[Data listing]
----------------------------------------

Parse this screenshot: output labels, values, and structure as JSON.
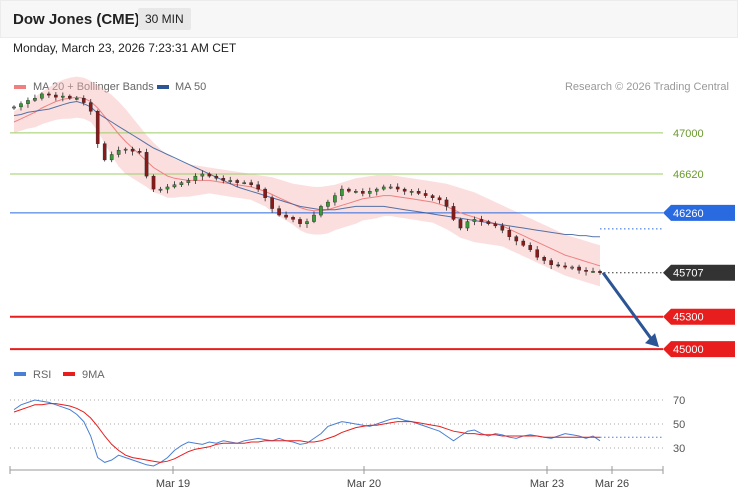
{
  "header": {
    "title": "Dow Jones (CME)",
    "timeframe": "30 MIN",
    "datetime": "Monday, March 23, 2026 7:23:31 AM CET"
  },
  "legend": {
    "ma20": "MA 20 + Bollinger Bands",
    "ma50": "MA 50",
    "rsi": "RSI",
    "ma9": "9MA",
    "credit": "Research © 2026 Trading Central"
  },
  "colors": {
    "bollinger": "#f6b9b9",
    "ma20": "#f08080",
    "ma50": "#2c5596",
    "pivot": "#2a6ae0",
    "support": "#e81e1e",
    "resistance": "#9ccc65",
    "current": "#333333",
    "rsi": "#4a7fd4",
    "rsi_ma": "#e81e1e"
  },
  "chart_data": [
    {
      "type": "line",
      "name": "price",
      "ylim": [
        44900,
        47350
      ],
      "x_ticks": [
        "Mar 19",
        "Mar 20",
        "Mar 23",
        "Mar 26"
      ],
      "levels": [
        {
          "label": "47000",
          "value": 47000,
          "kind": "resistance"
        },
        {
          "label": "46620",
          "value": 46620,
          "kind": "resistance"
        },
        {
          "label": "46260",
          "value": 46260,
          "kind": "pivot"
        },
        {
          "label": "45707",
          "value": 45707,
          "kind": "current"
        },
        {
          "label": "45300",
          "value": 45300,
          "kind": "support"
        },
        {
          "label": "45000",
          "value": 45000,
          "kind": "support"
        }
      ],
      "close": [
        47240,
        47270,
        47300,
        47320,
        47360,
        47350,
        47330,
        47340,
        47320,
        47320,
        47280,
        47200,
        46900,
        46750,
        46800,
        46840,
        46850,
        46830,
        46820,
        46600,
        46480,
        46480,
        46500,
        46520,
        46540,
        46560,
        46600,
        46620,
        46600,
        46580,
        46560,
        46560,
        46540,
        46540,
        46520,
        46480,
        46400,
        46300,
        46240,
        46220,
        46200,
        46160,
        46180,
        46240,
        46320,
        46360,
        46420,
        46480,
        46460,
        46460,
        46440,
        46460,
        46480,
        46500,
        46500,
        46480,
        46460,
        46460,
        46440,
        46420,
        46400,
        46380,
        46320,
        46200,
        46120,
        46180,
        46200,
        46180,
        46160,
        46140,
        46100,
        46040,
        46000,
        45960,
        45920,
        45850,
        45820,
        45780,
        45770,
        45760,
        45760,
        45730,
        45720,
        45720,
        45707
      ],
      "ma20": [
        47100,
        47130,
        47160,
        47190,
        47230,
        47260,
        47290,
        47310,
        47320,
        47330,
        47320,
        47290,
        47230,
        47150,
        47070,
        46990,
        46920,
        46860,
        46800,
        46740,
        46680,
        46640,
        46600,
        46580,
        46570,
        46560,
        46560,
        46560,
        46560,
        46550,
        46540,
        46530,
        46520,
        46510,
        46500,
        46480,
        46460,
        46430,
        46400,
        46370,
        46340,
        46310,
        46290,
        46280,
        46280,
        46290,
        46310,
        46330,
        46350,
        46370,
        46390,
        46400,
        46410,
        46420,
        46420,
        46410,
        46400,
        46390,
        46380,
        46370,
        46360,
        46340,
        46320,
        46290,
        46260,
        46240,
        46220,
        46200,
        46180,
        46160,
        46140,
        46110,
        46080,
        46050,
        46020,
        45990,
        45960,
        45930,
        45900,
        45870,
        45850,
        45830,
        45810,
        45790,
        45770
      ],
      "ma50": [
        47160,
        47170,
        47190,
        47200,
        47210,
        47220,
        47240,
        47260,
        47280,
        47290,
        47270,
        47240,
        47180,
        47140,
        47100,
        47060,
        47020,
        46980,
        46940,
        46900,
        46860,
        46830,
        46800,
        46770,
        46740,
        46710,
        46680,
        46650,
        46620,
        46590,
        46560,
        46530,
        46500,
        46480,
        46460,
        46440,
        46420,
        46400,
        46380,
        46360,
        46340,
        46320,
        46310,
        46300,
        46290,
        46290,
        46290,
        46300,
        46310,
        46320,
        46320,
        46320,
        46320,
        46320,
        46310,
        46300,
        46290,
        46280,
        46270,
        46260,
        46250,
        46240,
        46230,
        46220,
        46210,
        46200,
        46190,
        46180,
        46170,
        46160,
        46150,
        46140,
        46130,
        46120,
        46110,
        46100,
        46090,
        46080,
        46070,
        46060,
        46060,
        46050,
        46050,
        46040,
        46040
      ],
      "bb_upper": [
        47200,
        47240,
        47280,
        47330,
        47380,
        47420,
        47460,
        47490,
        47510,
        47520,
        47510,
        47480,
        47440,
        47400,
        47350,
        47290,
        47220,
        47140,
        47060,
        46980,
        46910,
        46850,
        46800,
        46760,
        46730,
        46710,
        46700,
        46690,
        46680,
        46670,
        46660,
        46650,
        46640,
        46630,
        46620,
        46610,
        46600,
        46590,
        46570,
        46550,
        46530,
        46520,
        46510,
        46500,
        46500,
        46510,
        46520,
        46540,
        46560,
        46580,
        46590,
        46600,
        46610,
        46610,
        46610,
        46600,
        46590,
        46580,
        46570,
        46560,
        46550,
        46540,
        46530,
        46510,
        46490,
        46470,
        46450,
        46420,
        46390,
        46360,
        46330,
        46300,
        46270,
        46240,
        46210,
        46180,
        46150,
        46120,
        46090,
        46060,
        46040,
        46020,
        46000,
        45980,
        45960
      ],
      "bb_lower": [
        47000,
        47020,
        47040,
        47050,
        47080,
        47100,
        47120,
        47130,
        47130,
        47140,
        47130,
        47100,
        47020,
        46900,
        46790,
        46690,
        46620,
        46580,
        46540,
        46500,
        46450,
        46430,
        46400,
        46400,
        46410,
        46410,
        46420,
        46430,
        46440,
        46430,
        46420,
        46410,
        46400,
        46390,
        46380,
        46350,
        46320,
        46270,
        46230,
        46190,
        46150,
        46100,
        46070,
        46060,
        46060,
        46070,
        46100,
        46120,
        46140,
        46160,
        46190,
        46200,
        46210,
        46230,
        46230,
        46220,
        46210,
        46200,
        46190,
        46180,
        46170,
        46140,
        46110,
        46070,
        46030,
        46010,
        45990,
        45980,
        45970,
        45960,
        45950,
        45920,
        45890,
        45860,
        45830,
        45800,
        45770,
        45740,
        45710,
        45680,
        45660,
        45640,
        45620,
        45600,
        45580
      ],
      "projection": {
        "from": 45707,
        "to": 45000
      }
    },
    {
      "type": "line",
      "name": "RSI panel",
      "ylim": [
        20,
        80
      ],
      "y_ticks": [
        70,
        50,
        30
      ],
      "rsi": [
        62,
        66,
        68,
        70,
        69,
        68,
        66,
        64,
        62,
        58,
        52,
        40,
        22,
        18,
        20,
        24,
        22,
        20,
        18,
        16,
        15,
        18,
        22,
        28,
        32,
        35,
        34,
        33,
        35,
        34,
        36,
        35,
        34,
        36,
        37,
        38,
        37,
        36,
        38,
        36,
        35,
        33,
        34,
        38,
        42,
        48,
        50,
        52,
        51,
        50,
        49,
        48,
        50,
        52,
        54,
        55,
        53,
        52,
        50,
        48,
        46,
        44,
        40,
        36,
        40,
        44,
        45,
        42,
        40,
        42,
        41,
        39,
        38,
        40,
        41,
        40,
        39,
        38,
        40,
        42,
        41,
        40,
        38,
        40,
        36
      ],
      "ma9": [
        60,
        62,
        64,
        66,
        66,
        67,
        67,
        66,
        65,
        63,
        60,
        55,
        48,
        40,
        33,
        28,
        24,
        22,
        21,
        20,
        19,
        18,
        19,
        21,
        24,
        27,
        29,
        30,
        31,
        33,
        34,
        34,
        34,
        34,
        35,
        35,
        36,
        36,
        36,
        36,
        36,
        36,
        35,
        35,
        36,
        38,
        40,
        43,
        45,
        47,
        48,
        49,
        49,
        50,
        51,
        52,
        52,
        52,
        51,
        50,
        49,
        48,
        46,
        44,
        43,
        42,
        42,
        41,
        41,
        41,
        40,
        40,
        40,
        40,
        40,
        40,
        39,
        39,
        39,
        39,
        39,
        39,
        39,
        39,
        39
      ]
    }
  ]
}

----------------------------------------

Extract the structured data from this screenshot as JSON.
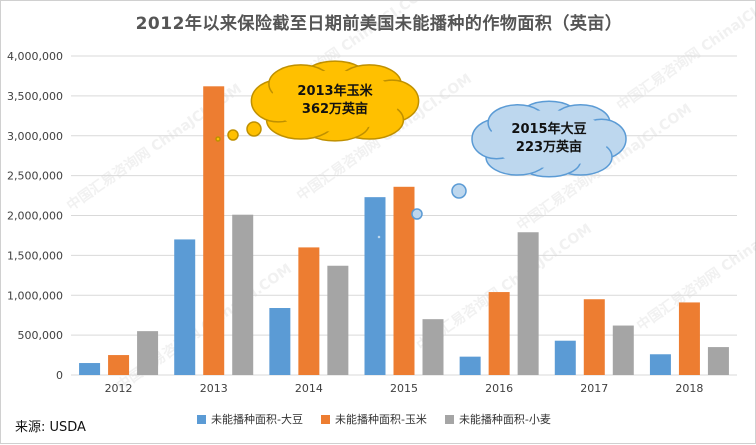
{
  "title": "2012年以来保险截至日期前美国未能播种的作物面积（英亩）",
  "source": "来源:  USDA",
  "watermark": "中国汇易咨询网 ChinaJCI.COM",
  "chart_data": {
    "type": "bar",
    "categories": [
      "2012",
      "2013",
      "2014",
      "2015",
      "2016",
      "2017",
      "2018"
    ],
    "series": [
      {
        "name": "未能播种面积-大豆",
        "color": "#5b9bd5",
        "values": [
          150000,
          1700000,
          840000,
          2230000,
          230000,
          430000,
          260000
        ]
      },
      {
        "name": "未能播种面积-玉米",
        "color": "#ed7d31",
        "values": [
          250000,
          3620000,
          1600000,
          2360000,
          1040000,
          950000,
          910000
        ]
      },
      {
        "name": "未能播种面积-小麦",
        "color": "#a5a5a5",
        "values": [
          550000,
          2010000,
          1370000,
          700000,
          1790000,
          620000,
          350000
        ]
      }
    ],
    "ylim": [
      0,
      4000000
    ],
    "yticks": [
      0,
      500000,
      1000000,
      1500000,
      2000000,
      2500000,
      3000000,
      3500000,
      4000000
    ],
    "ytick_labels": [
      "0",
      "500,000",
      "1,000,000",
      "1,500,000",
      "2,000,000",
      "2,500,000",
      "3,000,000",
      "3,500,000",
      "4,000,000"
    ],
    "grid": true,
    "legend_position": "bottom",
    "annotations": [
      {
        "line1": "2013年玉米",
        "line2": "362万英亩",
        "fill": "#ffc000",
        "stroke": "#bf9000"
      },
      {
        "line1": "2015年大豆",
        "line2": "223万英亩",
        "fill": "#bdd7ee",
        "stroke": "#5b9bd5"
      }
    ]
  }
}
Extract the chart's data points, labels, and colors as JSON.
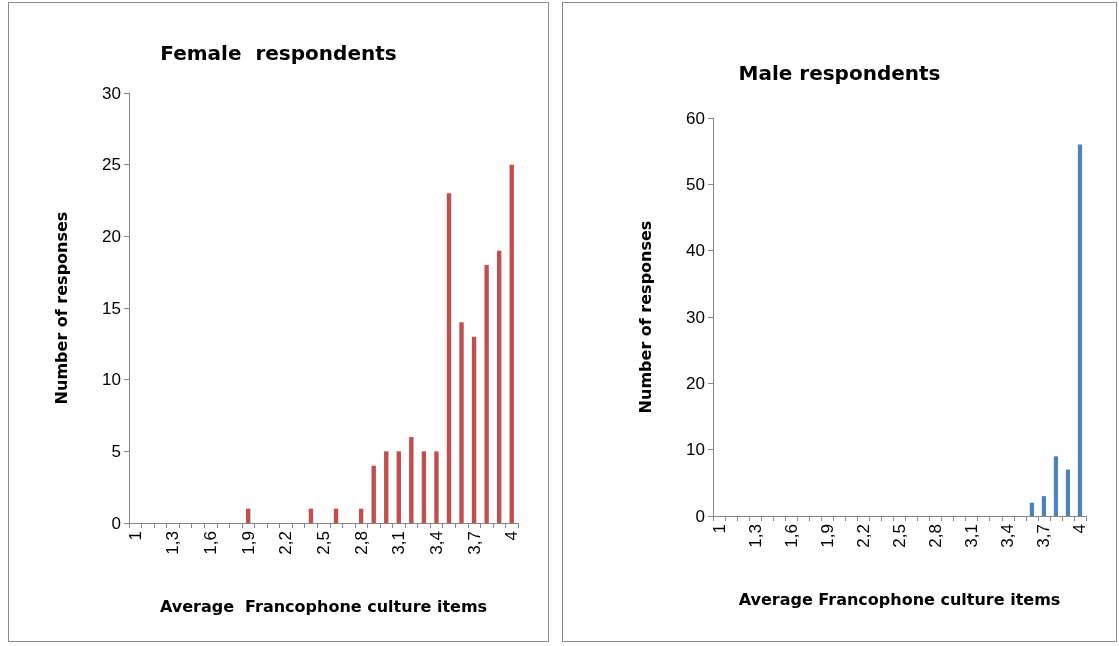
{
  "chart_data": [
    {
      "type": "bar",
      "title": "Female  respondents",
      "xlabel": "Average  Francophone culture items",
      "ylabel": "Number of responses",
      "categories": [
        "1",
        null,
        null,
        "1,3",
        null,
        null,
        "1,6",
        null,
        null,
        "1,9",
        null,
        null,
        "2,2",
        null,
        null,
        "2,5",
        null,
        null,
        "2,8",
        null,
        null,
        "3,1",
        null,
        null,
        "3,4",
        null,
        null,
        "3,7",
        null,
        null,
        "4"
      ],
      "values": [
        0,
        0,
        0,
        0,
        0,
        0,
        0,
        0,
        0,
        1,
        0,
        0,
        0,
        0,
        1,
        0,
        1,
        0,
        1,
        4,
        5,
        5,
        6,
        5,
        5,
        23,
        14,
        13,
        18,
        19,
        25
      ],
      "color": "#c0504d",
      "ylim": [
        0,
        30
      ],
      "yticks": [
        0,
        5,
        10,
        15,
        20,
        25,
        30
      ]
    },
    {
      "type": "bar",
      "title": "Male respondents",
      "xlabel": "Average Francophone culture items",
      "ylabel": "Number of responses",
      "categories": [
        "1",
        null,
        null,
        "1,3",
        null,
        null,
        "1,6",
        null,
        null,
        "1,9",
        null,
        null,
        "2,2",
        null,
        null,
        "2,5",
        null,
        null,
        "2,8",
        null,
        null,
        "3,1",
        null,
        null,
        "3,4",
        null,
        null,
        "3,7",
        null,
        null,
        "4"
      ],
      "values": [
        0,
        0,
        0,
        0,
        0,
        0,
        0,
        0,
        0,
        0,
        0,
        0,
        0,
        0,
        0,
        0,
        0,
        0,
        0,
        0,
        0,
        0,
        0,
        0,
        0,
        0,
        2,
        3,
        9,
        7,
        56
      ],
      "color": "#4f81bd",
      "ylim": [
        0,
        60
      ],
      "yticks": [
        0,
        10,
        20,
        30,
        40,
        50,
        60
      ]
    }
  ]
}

----------------------------------------

### Prompt
Extract every line containing the string "Francophone" from the material.

### Response
      "xlabel": "Average  Francophone culture items",
      "xlabel": "Average Francophone culture items",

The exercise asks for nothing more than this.